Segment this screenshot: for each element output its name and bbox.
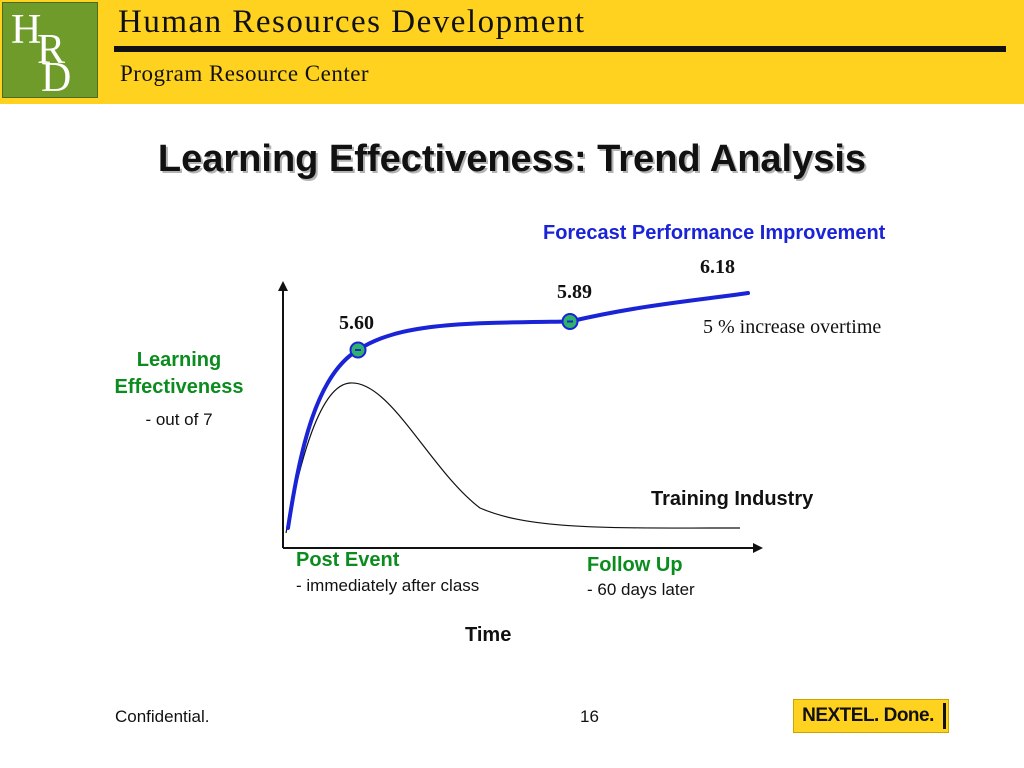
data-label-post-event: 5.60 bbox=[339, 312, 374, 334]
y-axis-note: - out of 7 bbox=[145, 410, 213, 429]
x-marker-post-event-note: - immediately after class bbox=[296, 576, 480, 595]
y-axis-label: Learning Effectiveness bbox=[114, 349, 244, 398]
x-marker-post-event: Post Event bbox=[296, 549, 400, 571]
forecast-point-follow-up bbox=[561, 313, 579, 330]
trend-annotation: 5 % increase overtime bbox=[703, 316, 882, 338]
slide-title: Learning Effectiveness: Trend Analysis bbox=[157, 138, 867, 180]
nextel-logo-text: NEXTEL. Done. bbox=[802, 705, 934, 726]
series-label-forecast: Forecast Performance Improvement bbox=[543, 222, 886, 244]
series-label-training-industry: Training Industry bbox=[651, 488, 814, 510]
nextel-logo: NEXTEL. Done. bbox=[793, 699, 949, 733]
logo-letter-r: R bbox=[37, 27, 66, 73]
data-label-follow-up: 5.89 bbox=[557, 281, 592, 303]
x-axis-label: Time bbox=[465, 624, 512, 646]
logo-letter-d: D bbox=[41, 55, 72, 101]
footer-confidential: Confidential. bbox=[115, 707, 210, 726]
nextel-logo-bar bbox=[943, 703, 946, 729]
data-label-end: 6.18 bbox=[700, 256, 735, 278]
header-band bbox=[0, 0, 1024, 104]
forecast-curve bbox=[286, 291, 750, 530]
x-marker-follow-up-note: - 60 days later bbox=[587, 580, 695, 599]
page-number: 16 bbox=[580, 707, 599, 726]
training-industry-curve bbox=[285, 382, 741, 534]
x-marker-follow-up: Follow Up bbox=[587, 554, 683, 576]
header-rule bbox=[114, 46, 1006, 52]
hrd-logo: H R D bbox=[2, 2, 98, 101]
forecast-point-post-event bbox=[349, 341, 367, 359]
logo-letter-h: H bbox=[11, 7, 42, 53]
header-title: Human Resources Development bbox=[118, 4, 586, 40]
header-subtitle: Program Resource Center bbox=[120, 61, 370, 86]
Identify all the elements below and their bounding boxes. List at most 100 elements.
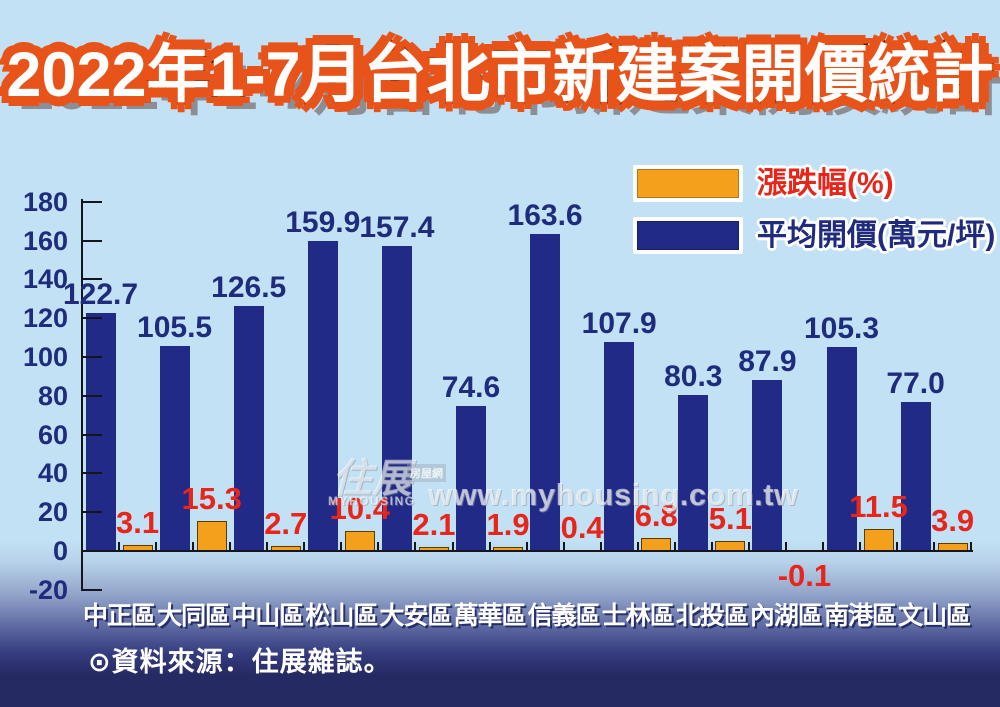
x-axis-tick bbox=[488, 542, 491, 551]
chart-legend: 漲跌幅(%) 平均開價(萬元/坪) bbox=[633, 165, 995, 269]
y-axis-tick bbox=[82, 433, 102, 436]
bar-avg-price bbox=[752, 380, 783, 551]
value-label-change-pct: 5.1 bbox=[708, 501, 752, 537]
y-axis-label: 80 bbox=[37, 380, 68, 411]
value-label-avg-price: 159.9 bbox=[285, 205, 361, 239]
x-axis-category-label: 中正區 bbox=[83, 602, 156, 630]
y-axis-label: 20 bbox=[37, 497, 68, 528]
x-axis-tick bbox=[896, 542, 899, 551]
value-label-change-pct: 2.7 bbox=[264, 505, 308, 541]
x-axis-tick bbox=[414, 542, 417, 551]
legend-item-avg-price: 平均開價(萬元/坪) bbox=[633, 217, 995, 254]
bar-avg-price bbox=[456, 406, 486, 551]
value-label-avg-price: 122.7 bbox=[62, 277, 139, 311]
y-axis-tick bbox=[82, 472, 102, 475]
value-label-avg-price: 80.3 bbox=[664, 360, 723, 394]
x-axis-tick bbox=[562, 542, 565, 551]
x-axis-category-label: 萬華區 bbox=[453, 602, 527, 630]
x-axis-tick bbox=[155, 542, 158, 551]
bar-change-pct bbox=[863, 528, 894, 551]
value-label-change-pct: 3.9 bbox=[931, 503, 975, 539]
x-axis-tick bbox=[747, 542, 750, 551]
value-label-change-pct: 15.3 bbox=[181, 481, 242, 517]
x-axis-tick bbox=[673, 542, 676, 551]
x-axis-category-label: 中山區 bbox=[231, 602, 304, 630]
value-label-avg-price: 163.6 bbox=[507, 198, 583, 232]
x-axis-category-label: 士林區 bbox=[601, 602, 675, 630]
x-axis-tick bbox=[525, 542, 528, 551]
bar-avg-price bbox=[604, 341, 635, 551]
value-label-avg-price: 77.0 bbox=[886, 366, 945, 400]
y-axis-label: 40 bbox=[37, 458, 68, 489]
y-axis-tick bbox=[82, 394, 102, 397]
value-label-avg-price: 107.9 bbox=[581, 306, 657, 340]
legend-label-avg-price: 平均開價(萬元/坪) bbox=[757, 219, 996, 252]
....
_STATED TASK_
Give the items again with every "value-label-avg-price" switched to "value-label-average-price" and everything else unchanged. Leave out the pictures.

_OUTPUT BELOW_
Segment this screenshot: for each element output its name and bbox.
data-label-post-event: 5.60 bbox=[339, 312, 374, 334]
y-axis-note: - out of 7 bbox=[145, 410, 213, 429]
x-marker-post-event-note: - immediately after class bbox=[296, 576, 480, 595]
y-axis-label: Learning Effectiveness bbox=[114, 349, 244, 398]
x-marker-post-event: Post Event bbox=[296, 549, 400, 571]
forecast-point-follow-up bbox=[561, 313, 579, 330]
trend-annotation: 5 % increase overtime bbox=[703, 316, 882, 338]
slide-title: Learning Effectiveness: Trend Analysis bbox=[157, 138, 867, 180]
nextel-logo-text: NEXTEL. Done. bbox=[802, 705, 934, 726]
series-label-forecast: Forecast Performance Improvement bbox=[543, 222, 886, 244]
series-label-training-industry: Training Industry bbox=[651, 488, 814, 510]
nextel-logo: NEXTEL. Done. bbox=[793, 699, 949, 733]
logo-letter-r: R bbox=[37, 27, 66, 73]
data-label-follow-up: 5.89 bbox=[557, 281, 592, 303]
x-axis-label: Time bbox=[465, 624, 512, 646]
logo-letter-d: D bbox=[41, 55, 72, 101]
footer-confidential: Confidential. bbox=[115, 707, 210, 726]
nextel-logo-bar bbox=[943, 703, 946, 729]
data-label-end: 6.18 bbox=[700, 256, 735, 278]
header-band bbox=[0, 0, 1024, 104]
forecast-curve bbox=[286, 291, 750, 530]
x-marker-follow-up-note: - 60 days later bbox=[587, 580, 695, 599]
page-number: 16 bbox=[580, 707, 599, 726]
training-industry-curve bbox=[285, 382, 741, 534]
x-marker-follow-up: Follow Up bbox=[587, 554, 683, 576]
header-rule bbox=[114, 46, 1006, 52]
hrd-logo: H R D bbox=[2, 2, 98, 101]
forecast-point-post-event bbox=[349, 341, 367, 359]
logo-letter-h: H bbox=[11, 7, 42, 53]
header-title: Human Resources Development bbox=[118, 4, 586, 40]
header-subtitle: Program Resource Center bbox=[120, 61, 370, 86]
Identify all the elements below and their bounding boxes. List at most 100 elements.
x-axis-tick bbox=[488, 542, 491, 551]
chart-legend: 漲跌幅(%) 平均開價(萬元/坪) bbox=[633, 165, 995, 269]
y-axis-tick bbox=[82, 433, 102, 436]
bar-avg-price bbox=[752, 380, 783, 551]
value-label-change-pct: 5.1 bbox=[708, 501, 752, 537]
y-axis-label: 80 bbox=[37, 380, 68, 411]
value-label-average-price: 159.9 bbox=[285, 205, 361, 239]
x-axis-category-label: 中正區 bbox=[83, 602, 156, 630]
y-axis-label: 20 bbox=[37, 497, 68, 528]
x-axis-tick bbox=[896, 542, 899, 551]
value-label-change-pct: 2.7 bbox=[264, 505, 308, 541]
x-axis-tick bbox=[414, 542, 417, 551]
legend-item-avg-price: 平均開價(萬元/坪) bbox=[633, 217, 995, 254]
bar-avg-price bbox=[456, 406, 486, 551]
value-label-average-price: 122.7 bbox=[62, 277, 139, 311]
y-axis-tick bbox=[82, 472, 102, 475]
value-label-average-price: 80.3 bbox=[664, 360, 723, 394]
x-axis-tick bbox=[562, 542, 565, 551]
x-axis-category-label: 萬華區 bbox=[453, 602, 527, 630]
x-axis-tick bbox=[155, 542, 158, 551]
bar-change-pct bbox=[863, 528, 894, 551]
value-label-change-pct: 3.9 bbox=[931, 503, 975, 539]
x-axis-tick bbox=[747, 542, 750, 551]
value-label-change-pct: 15.3 bbox=[181, 481, 242, 517]
x-axis-tick bbox=[673, 542, 676, 551]
x-axis-category-label: 中山區 bbox=[231, 602, 304, 630]
value-label-average-price: 163.6 bbox=[507, 198, 583, 232]
x-axis-category-label: 士林區 bbox=[601, 602, 675, 630]
x-axis-tick bbox=[525, 542, 528, 551]
bar-avg-price bbox=[604, 341, 635, 551]
value-label-average-price: 77.0 bbox=[886, 366, 945, 400]
y-axis-label: 40 bbox=[37, 458, 68, 489]
y-axis-tick bbox=[82, 394, 102, 397]
value-label-average-price: 107.9 bbox=[581, 306, 657, 340]
legend-label-avg-price: 平均開價(萬元/坪) bbox=[757, 219, 996, 252]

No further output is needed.